↓↓↓
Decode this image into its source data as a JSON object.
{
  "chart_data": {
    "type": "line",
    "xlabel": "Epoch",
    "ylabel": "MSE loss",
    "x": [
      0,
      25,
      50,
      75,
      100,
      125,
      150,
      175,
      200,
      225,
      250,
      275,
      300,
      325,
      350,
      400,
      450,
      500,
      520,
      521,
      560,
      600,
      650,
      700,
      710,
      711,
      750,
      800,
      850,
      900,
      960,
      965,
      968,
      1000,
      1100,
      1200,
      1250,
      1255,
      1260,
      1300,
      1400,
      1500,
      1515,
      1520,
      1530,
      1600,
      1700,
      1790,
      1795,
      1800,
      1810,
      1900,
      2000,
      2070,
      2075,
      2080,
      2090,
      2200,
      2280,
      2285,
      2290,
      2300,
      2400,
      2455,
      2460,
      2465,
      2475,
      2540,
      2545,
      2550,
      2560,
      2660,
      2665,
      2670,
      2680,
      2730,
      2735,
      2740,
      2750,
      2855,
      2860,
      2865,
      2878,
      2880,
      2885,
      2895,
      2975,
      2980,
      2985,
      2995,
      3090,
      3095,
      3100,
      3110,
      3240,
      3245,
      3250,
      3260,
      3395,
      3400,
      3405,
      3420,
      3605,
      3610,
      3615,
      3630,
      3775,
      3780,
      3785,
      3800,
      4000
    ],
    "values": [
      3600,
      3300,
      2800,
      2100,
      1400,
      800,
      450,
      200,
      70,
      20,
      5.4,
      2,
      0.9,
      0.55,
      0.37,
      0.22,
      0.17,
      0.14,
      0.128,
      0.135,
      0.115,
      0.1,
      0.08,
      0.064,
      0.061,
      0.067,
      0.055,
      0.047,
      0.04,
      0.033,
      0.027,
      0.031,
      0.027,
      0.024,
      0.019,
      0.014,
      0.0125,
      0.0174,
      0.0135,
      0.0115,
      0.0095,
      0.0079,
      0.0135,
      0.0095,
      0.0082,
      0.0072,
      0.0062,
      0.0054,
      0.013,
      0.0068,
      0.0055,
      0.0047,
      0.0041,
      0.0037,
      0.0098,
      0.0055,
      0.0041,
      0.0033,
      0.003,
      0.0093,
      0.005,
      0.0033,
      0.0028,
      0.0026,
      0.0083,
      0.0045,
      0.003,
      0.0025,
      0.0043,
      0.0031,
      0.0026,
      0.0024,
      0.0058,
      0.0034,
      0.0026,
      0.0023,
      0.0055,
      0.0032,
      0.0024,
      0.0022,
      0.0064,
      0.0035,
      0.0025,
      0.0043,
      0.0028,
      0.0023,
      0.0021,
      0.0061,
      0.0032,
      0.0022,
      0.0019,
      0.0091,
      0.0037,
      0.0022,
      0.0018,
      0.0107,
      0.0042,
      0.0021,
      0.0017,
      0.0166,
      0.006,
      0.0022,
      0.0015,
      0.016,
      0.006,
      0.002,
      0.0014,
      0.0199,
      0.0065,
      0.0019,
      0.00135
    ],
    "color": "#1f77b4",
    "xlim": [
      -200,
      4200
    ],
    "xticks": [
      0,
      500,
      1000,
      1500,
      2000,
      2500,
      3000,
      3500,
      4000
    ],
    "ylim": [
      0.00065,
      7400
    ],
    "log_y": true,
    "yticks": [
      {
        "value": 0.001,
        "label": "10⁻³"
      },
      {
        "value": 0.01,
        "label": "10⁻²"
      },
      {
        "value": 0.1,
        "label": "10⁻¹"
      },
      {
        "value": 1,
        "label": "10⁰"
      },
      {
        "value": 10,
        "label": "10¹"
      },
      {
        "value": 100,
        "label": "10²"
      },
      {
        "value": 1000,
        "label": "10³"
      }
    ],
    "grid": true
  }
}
↑↑↑
Set all of the entries down again, exactly as they were given.

Decode this image into its source data as a JSON object.
{
  "chart_data": {
    "type": "line",
    "xlabel": "Epoch",
    "ylabel": "MSE loss",
    "x": [
      0,
      25,
      50,
      75,
      100,
      125,
      150,
      175,
      200,
      225,
      250,
      275,
      300,
      325,
      350,
      400,
      450,
      500,
      520,
      521,
      560,
      600,
      650,
      700,
      710,
      711,
      750,
      800,
      850,
      900,
      960,
      965,
      968,
      1000,
      1100,
      1200,
      1250,
      1255,
      1260,
      1300,
      1400,
      1500,
      1515,
      1520,
      1530,
      1600,
      1700,
      1790,
      1795,
      1800,
      1810,
      1900,
      2000,
      2070,
      2075,
      2080,
      2090,
      2200,
      2280,
      2285,
      2290,
      2300,
      2400,
      2455,
      2460,
      2465,
      2475,
      2540,
      2545,
      2550,
      2560,
      2660,
      2665,
      2670,
      2680,
      2730,
      2735,
      2740,
      2750,
      2855,
      2860,
      2865,
      2878,
      2880,
      2885,
      2895,
      2975,
      2980,
      2985,
      2995,
      3090,
      3095,
      3100,
      3110,
      3240,
      3245,
      3250,
      3260,
      3395,
      3400,
      3405,
      3420,
      3605,
      3610,
      3615,
      3630,
      3775,
      3780,
      3785,
      3800,
      4000
    ],
    "values": [
      3600,
      3300,
      2800,
      2100,
      1400,
      800,
      450,
      200,
      70,
      20,
      5.4,
      2,
      0.9,
      0.55,
      0.37,
      0.22,
      0.17,
      0.14,
      0.128,
      0.135,
      0.115,
      0.1,
      0.08,
      0.064,
      0.061,
      0.067,
      0.055,
      0.047,
      0.04,
      0.033,
      0.027,
      0.031,
      0.027,
      0.024,
      0.019,
      0.014,
      0.0125,
      0.0174,
      0.0135,
      0.0115,
      0.0095,
      0.0079,
      0.0135,
      0.0095,
      0.0082,
      0.0072,
      0.0062,
      0.0054,
      0.013,
      0.0068,
      0.0055,
      0.0047,
      0.0041,
      0.0037,
      0.0098,
      0.0055,
      0.0041,
      0.0033,
      0.003,
      0.0093,
      0.005,
      0.0033,
      0.0028,
      0.0026,
      0.0083,
      0.0045,
      0.003,
      0.0025,
      0.0043,
      0.0031,
      0.0026,
      0.0024,
      0.0058,
      0.0034,
      0.0026,
      0.0023,
      0.0055,
      0.0032,
      0.0024,
      0.0022,
      0.0064,
      0.0035,
      0.0025,
      0.0043,
      0.0028,
      0.0023,
      0.0021,
      0.0061,
      0.0032,
      0.0022,
      0.0019,
      0.0091,
      0.0037,
      0.0022,
      0.0018,
      0.0107,
      0.0042,
      0.0021,
      0.0017,
      0.0166,
      0.006,
      0.0022,
      0.0015,
      0.016,
      0.006,
      0.002,
      0.0014,
      0.0199,
      0.0065,
      0.0019,
      0.00135
    ],
    "color": "#1f77b4",
    "xlim": [
      -200,
      4200
    ],
    "xticks": [
      0,
      500,
      1000,
      1500,
      2000,
      2500,
      3000,
      3500,
      4000
    ],
    "ylim": [
      0.00065,
      7400
    ],
    "log_y": true,
    "yticks": [
      {
        "value": 0.001,
        "label": "10⁻³"
      },
      {
        "value": 0.01,
        "label": "10⁻²"
      },
      {
        "value": 0.1,
        "label": "10⁻¹"
      },
      {
        "value": 1,
        "label": "10⁰"
      },
      {
        "value": 10,
        "label": "10¹"
      },
      {
        "value": 100,
        "label": "10²"
      },
      {
        "value": 1000,
        "label": "10³"
      }
    ],
    "grid": true
  }
}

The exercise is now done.